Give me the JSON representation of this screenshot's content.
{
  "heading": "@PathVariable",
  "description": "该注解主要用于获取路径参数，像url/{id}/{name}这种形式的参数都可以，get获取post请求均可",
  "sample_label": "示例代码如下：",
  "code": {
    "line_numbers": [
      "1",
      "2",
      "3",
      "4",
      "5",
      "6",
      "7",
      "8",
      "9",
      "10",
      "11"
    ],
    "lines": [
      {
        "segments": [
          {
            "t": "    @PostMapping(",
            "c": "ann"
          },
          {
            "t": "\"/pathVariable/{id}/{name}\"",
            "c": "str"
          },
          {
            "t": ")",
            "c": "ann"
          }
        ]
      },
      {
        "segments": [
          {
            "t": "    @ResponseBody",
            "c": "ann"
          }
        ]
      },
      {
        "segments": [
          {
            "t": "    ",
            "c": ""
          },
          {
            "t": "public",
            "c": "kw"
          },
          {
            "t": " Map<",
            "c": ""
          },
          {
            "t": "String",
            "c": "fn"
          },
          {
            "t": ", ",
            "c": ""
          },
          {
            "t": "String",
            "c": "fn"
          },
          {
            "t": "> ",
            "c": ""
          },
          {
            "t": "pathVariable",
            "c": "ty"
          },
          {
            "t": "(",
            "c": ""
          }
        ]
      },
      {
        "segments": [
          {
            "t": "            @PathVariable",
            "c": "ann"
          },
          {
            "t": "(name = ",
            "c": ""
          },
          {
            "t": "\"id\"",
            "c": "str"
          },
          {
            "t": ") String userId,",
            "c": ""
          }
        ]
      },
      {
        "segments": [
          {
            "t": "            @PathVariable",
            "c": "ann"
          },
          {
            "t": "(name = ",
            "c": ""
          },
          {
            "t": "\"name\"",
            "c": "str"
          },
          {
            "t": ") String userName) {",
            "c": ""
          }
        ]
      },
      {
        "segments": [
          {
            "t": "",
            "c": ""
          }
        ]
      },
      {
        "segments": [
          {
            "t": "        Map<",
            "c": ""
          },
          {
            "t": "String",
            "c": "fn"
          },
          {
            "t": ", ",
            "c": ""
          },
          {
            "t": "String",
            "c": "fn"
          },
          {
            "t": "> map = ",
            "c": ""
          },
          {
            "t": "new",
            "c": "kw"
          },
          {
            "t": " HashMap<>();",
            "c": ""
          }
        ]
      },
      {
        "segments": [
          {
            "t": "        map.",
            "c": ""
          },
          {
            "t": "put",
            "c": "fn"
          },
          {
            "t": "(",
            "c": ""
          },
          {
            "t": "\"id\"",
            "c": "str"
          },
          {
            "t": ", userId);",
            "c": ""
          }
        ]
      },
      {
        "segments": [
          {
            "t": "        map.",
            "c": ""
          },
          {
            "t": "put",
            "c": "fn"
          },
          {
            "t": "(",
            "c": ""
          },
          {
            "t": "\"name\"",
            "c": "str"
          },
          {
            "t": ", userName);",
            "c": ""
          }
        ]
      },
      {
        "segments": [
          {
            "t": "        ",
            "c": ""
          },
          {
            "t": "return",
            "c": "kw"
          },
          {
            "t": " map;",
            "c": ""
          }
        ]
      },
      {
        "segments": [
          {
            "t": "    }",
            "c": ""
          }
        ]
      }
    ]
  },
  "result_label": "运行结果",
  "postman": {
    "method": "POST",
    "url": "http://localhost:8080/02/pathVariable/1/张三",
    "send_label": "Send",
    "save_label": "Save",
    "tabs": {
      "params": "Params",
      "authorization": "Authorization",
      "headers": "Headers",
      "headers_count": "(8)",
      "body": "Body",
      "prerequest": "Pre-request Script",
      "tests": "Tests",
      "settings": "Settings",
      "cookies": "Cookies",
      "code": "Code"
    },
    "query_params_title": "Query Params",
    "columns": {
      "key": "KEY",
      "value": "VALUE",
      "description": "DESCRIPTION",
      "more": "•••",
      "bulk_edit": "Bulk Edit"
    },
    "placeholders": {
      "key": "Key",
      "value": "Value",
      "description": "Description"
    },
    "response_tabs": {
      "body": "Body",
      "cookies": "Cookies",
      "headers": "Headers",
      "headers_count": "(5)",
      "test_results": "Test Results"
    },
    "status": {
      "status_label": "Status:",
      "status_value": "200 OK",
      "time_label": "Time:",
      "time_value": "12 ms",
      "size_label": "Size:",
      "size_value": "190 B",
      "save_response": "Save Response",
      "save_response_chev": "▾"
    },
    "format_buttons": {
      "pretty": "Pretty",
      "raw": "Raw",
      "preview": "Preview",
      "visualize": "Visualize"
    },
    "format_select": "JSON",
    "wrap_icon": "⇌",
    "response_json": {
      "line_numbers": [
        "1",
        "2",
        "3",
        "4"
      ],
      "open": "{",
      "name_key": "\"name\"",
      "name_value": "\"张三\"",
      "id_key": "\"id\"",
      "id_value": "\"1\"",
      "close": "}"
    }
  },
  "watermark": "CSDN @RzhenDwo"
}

□ □ □ □ □

TASK INSTRUCTIONS: Copy down the whole of the data above, matching it exactly.

EXPECTED ANSWER:
Give me the JSON representation of this screenshot's content.
{
  "heading": "@PathVariable",
  "description": "该注解主要用于获取路径参数，像url/{id}/{name}这种形式的参数都可以，get获取post请求均可",
  "sample_label": "示例代码如下：",
  "code": {
    "line_numbers": [
      "1",
      "2",
      "3",
      "4",
      "5",
      "6",
      "7",
      "8",
      "9",
      "10",
      "11"
    ],
    "lines": [
      {
        "segments": [
          {
            "t": "    @PostMapping(",
            "c": "ann"
          },
          {
            "t": "\"/pathVariable/{id}/{name}\"",
            "c": "str"
          },
          {
            "t": ")",
            "c": "ann"
          }
        ]
      },
      {
        "segments": [
          {
            "t": "    @ResponseBody",
            "c": "ann"
          }
        ]
      },
      {
        "segments": [
          {
            "t": "    ",
            "c": ""
          },
          {
            "t": "public",
            "c": "kw"
          },
          {
            "t": " Map<",
            "c": ""
          },
          {
            "t": "String",
            "c": "fn"
          },
          {
            "t": ", ",
            "c": ""
          },
          {
            "t": "String",
            "c": "fn"
          },
          {
            "t": "> ",
            "c": ""
          },
          {
            "t": "pathVariable",
            "c": "ty"
          },
          {
            "t": "(",
            "c": ""
          }
        ]
      },
      {
        "segments": [
          {
            "t": "            @PathVariable",
            "c": "ann"
          },
          {
            "t": "(name = ",
            "c": ""
          },
          {
            "t": "\"id\"",
            "c": "str"
          },
          {
            "t": ") String userId,",
            "c": ""
          }
        ]
      },
      {
        "segments": [
          {
            "t": "            @PathVariable",
            "c": "ann"
          },
          {
            "t": "(name = ",
            "c": ""
          },
          {
            "t": "\"name\"",
            "c": "str"
          },
          {
            "t": ") String userName) {",
            "c": ""
          }
        ]
      },
      {
        "segments": [
          {
            "t": "",
            "c": ""
          }
        ]
      },
      {
        "segments": [
          {
            "t": "        Map<",
            "c": ""
          },
          {
            "t": "String",
            "c": "fn"
          },
          {
            "t": ", ",
            "c": ""
          },
          {
            "t": "String",
            "c": "fn"
          },
          {
            "t": "> map = ",
            "c": ""
          },
          {
            "t": "new",
            "c": "kw"
          },
          {
            "t": " HashMap<>();",
            "c": ""
          }
        ]
      },
      {
        "segments": [
          {
            "t": "        map.",
            "c": ""
          },
          {
            "t": "put",
            "c": "fn"
          },
          {
            "t": "(",
            "c": ""
          },
          {
            "t": "\"id\"",
            "c": "str"
          },
          {
            "t": ", userId);",
            "c": ""
          }
        ]
      },
      {
        "segments": [
          {
            "t": "        map.",
            "c": ""
          },
          {
            "t": "put",
            "c": "fn"
          },
          {
            "t": "(",
            "c": ""
          },
          {
            "t": "\"name\"",
            "c": "str"
          },
          {
            "t": ", userName);",
            "c": ""
          }
        ]
      },
      {
        "segments": [
          {
            "t": "        ",
            "c": ""
          },
          {
            "t": "return",
            "c": "kw"
          },
          {
            "t": " map;",
            "c": ""
          }
        ]
      },
      {
        "segments": [
          {
            "t": "    }",
            "c": ""
          }
        ]
      }
    ]
  },
  "result_label": "运行结果",
  "postman": {
    "method": "POST",
    "url": "http://localhost:8080/02/pathVariable/1/张三",
    "send_label": "Send",
    "save_label": "Save",
    "tabs": {
      "params": "Params",
      "authorization": "Authorization",
      "headers": "Headers",
      "headers_count": "(8)",
      "body": "Body",
      "prerequest": "Pre-request Script",
      "tests": "Tests",
      "settings": "Settings",
      "cookies": "Cookies",
      "code": "Code"
    },
    "query_params_title": "Query Params",
    "columns": {
      "key": "KEY",
      "value": "VALUE",
      "description": "DESCRIPTION",
      "more": "•••",
      "bulk_edit": "Bulk Edit"
    },
    "placeholders": {
      "key": "Key",
      "value": "Value",
      "description": "Description"
    },
    "response_tabs": {
      "body": "Body",
      "cookies": "Cookies",
      "headers": "Headers",
      "headers_count": "(5)",
      "test_results": "Test Results"
    },
    "status": {
      "status_label": "Status:",
      "status_value": "200 OK",
      "time_label": "Time:",
      "time_value": "12 ms",
      "size_label": "Size:",
      "size_value": "190 B",
      "save_response": "Save Response",
      "save_response_chev": "▾"
    },
    "format_buttons": {
      "pretty": "Pretty",
      "raw": "Raw",
      "preview": "Preview",
      "visualize": "Visualize"
    },
    "format_select": "JSON",
    "wrap_icon": "⇌",
    "response_json": {
      "line_numbers": [
        "1",
        "2",
        "3",
        "4"
      ],
      "open": "{",
      "name_key": "\"name\"",
      "name_value": "\"张三\"",
      "id_key": "\"id\"",
      "id_value": "\"1\"",
      "close": "}"
    }
  },
  "watermark": "CSDN @RzhenDwo"
}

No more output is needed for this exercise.